- **Tarefas**
1 - De acordo com o trecho, quantos dias dura, em média, uma lunação?
2 - Com base no trecho, explique por que eventos culturais, caminhadas noturnas e observações guiadas costumam se concentrar em noites de Lua Cheia.
3 - Troque "plantio" por "semeadura" e reproduza a parte do trecho que vai de "O ciclo lunar acompanha" até "prático com o céu.".

- **Trecho**

################

Em março de 2026, o ciclo lunar se distribui de forma regular ao longo do mês. Depois da Lua Cheia, a sequência prevista pelo Inmet aponta para a Lua Minguante em 11 de março, às 6h41, a Lua Nova em 18 de março, às 22h16, e a Lua Crescente em 25 de março, às 16h19. Cada mudança de fase marca uma etapa de um processo contínuo que dura, em média, 29,5 dias, intervalo conhecido como lunação.

Do fascínio cultural ao impacto prático

O ciclo lunar acompanha a humanidade desde muito antes da criação dos calendários modernos. Agricultores, pescadores, comunidades tradicionais e religiões de matriz diversa usam as fases da Lua como referência para plantio, colheita, marés, rituais e festas. Uma Lua Cheia com quase 100% de visibilidade, como a desta quinta-feira, tende a reforçar esse laço simbólico e prático com o céu.

Na prática, a Lua Cheia ilumina paisagens rurais, praias e centros urbanos e facilita atividades ao ar livre em regiões com pouca poluição luminosa. Eventos culturais, caminhadas noturnas, observações guiadas e encontros em clubes de astronomia costumam se concentrar em noites como a de hoje, quando o brilho lunar dispensa parte da iluminação artificial. Para fotógrafos, é o momento de registrar crateras, mares lunares e relevo com mais contraste, ainda que o excesso de luz dificulte a visão de estrelas mais tênues.

O calendário divulgado pelo Inmet também serve de apoio para quem acompanha marés em áreas costeiras. Embora a gravidade da Lua atue durante todo o mês, o alinhamento entre Sol, Terra e Lua nas fases cheia e nova intensifica oscilações, o que influencia desde a navegação até a pesca artesanal. Em cidades turísticas, pousadas, agências de passeios e organizadores de eventos utilizam datas de Lua Cheia como chamariz para roteiros de observação do céu e experiências noturnas ao ar livre.

Especialistas lembram que a Lua Cheia não altera diretamente o comportamento humano, apesar de crenças populares que associam a fase a noites agitadas, insônia e maior emoção. Estudos científicos ainda não estabelecem relação causal clara entre o brilho lunar e mudanças de humor ou aumento de ocorrências em hospitais. O que muda de forma objetiva é a luminosidade ambiente e a forma como cada cultura interpreta esse cenário.

Entenda o ciclo até a próxima Lua Nova

O ciclo atual avança a partir desta quinta-feira para a fase minguante. A cada noite, a borda iluminada se retrai um pouco, até que apenas metade da Lua permaneça visível, no chamado Quarto Minguante. Daqui a seis dias, em 11 de março, a fase minguante já estará oficialmente instalada, preparando o caminho para a Lua Nova de 18 de março, às 22h16, quando o satélite se posiciona entre a Terra e o Sol e praticamente desaparece do céu noturno.

################

- **Dados fornecidos**
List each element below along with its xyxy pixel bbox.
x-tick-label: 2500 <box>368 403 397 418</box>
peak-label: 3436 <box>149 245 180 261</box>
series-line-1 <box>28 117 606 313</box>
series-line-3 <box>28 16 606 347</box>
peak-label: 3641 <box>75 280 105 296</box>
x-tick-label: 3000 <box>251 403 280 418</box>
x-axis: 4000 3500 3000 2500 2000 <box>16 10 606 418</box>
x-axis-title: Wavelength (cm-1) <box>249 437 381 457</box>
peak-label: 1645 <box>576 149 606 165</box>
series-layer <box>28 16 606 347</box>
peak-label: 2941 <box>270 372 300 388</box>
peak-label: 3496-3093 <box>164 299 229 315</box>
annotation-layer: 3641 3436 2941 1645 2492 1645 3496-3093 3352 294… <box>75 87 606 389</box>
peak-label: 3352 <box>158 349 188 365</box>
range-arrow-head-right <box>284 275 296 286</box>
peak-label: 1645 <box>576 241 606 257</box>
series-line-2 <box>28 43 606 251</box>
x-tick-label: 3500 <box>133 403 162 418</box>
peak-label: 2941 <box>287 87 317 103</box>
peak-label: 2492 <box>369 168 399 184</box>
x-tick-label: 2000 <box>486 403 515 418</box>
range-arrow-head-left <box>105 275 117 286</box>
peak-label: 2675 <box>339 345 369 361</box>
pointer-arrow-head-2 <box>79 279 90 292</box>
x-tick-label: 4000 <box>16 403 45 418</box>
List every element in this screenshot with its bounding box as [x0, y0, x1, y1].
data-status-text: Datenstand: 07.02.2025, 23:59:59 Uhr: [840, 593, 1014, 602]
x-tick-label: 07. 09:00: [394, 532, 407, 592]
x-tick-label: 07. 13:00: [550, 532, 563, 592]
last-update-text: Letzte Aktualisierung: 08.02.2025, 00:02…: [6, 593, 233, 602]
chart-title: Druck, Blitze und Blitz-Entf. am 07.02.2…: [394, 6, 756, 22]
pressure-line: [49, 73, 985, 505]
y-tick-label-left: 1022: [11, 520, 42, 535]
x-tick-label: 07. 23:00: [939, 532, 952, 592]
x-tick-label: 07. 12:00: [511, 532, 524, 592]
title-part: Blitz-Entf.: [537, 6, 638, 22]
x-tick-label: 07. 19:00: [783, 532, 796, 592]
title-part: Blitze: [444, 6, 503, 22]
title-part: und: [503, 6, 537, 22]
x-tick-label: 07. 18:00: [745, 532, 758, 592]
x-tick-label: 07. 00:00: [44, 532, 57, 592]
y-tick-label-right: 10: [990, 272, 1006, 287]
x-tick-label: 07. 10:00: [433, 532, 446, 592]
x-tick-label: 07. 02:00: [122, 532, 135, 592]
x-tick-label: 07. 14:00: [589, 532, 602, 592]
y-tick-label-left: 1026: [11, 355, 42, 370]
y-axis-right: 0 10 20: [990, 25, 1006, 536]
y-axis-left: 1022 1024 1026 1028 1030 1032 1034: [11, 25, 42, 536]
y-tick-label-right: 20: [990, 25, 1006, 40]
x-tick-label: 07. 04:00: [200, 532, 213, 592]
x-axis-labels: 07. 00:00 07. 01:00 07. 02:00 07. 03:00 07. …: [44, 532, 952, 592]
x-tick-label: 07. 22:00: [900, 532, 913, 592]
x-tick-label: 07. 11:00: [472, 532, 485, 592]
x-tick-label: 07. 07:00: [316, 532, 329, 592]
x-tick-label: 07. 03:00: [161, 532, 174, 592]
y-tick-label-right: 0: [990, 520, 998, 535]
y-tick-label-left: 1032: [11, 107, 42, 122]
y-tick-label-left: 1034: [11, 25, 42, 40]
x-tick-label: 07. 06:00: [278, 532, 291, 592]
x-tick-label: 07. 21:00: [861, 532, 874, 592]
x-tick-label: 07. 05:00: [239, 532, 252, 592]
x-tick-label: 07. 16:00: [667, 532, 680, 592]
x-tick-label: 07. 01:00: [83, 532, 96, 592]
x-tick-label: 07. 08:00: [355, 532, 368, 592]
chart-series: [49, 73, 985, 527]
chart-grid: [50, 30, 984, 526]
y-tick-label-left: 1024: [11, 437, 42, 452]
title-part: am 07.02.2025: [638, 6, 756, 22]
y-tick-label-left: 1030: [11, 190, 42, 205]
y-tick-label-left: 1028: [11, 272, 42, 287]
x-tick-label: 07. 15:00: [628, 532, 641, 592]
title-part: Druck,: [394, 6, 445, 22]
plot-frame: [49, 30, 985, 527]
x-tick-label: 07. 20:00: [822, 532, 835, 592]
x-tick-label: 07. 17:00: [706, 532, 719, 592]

################

- **Respostas por tarefa**
1 - Em média, 29,5 dias.

2 - Nessas noites, o brilho lunar dispensa parte da iluminação artificial. A Lua Cheia ilumina paisagens rurais, praias e centros urbanos e facilita atividades ao ar livre em regiões com pouca poluição luminosa.

3 -
O ciclo lunar acompanha a humanidade desde muito antes da criação dos calendários modernos. Agricultores, pescadores, comunidades tradicionais e religiões de matriz diversa usam as fases da Lua como referência para semeadura, colheita, marés, rituais e festas. Uma Lua Cheia com quase 100% de visibilidade, como a desta quinta-feira, tende a reforçar esse laço simbólico e prático com o céu.